[Items listed in a dataset]

────

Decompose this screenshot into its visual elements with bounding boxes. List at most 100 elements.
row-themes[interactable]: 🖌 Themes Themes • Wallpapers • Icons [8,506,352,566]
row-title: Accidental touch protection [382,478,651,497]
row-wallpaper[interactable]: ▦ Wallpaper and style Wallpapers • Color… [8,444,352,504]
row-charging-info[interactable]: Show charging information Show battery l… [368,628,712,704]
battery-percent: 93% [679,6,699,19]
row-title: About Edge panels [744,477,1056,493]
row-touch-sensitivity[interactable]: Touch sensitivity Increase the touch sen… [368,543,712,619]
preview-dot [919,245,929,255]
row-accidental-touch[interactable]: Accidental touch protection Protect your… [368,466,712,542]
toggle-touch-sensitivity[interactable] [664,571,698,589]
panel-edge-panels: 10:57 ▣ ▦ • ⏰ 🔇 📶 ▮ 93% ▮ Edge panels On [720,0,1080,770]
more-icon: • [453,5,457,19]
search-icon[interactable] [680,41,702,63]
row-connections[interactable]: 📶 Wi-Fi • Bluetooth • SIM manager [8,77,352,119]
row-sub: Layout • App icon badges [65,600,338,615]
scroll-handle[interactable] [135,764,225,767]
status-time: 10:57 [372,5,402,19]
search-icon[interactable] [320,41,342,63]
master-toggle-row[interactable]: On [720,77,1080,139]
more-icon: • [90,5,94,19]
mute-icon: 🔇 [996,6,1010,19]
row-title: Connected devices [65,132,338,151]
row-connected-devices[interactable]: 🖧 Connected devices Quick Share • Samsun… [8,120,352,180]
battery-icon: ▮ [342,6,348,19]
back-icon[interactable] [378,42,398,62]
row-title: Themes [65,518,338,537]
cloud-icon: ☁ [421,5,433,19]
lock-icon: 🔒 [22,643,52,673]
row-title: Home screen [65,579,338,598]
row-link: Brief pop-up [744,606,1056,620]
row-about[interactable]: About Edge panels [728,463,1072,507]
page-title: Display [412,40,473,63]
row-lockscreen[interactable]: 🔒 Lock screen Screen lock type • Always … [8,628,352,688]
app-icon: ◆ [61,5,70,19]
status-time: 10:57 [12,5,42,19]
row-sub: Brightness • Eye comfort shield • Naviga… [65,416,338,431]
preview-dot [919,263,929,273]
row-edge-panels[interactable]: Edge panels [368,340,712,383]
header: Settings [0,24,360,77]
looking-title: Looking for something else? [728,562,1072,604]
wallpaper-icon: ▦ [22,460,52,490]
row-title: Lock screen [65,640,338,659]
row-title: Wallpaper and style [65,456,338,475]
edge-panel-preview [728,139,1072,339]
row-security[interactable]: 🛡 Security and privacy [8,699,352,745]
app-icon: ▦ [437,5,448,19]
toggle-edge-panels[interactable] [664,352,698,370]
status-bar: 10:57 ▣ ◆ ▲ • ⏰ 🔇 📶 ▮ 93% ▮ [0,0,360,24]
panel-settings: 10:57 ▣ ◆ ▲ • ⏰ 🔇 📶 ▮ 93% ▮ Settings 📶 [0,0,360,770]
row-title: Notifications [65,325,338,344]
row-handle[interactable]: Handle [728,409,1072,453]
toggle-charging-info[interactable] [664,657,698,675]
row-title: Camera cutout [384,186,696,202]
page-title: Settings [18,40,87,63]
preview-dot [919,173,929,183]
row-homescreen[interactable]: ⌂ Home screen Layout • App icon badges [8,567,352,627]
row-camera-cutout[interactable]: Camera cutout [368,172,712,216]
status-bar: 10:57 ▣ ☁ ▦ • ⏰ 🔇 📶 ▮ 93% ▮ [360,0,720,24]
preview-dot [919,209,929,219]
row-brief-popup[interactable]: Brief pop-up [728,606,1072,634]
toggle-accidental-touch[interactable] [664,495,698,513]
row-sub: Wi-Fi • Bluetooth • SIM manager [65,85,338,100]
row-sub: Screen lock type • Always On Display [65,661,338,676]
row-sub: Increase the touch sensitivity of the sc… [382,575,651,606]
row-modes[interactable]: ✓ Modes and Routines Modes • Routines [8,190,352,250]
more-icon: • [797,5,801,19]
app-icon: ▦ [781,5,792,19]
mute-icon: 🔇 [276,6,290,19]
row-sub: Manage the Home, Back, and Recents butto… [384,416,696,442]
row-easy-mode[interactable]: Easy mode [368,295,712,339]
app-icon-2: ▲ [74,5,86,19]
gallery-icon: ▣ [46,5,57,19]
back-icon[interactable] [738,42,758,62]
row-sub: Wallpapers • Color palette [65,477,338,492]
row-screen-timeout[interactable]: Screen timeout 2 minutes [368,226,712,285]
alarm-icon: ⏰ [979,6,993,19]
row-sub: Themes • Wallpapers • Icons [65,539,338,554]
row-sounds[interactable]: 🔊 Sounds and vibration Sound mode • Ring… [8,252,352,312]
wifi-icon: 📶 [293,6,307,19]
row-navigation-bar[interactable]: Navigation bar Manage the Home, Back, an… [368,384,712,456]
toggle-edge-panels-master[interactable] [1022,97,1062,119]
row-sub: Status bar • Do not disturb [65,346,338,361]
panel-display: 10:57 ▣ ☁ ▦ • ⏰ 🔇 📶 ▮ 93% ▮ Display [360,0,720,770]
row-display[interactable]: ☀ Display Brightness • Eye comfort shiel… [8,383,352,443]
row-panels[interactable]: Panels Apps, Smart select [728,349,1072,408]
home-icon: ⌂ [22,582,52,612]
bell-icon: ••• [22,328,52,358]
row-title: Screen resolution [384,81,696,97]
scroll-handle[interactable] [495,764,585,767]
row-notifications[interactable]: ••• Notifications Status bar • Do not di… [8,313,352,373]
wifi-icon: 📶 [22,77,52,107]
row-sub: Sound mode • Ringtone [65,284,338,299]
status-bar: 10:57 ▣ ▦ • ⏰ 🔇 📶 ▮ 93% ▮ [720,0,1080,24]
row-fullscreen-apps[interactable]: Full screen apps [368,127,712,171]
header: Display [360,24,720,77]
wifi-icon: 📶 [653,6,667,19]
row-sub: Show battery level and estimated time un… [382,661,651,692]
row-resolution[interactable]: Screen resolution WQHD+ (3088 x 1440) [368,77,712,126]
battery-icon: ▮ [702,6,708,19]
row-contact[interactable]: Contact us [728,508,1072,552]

────

**Short task:** Please quote the data from its first line through the line containing "battery-percent: 93% [679,6,699,19]", both included.

**Expected answer:**
Decompose this screenshot into its visual elements with bounding boxes. List at most 100 elements.
row-themes[interactable]: 🖌 Themes Themes • Wallpapers • Icons [8,506,352,566]
row-title: Accidental touch protection [382,478,651,497]
row-wallpaper[interactable]: ▦ Wallpaper and style Wallpapers • Color… [8,444,352,504]
row-charging-info[interactable]: Show charging information Show battery l… [368,628,712,704]
battery-percent: 93% [679,6,699,19]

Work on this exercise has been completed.